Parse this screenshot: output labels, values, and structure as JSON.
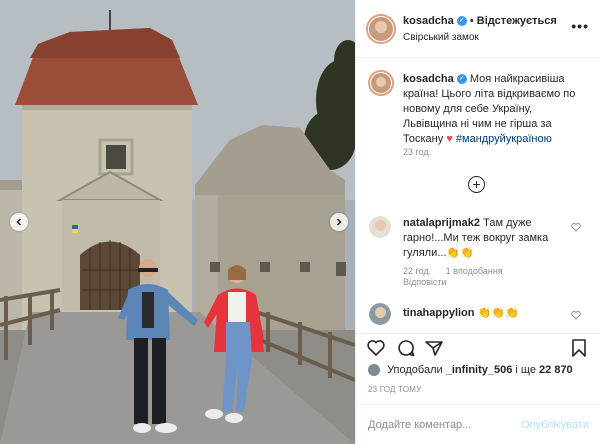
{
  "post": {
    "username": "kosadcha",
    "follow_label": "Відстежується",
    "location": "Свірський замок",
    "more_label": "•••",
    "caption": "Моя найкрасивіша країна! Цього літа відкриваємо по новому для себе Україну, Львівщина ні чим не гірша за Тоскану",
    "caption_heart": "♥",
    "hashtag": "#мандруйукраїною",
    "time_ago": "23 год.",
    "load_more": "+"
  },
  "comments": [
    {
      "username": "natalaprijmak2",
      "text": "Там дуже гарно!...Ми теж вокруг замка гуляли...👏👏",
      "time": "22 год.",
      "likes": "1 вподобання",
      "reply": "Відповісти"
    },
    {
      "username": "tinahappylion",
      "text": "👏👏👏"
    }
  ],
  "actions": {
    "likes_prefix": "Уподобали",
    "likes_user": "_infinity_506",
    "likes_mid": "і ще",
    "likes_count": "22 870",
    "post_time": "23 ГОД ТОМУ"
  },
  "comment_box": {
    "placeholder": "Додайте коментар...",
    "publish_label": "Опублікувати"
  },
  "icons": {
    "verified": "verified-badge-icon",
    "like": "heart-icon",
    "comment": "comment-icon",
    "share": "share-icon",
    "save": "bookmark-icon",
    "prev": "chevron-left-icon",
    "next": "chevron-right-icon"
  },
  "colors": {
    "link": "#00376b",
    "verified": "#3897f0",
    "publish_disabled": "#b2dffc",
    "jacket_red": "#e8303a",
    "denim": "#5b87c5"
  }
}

> REQUIREMENTS
Look for lines containing the string "verified" and copy them all.

> RESPONSE BELOW
    "verified": "verified-badge-icon",
    "verified": "#3897f0",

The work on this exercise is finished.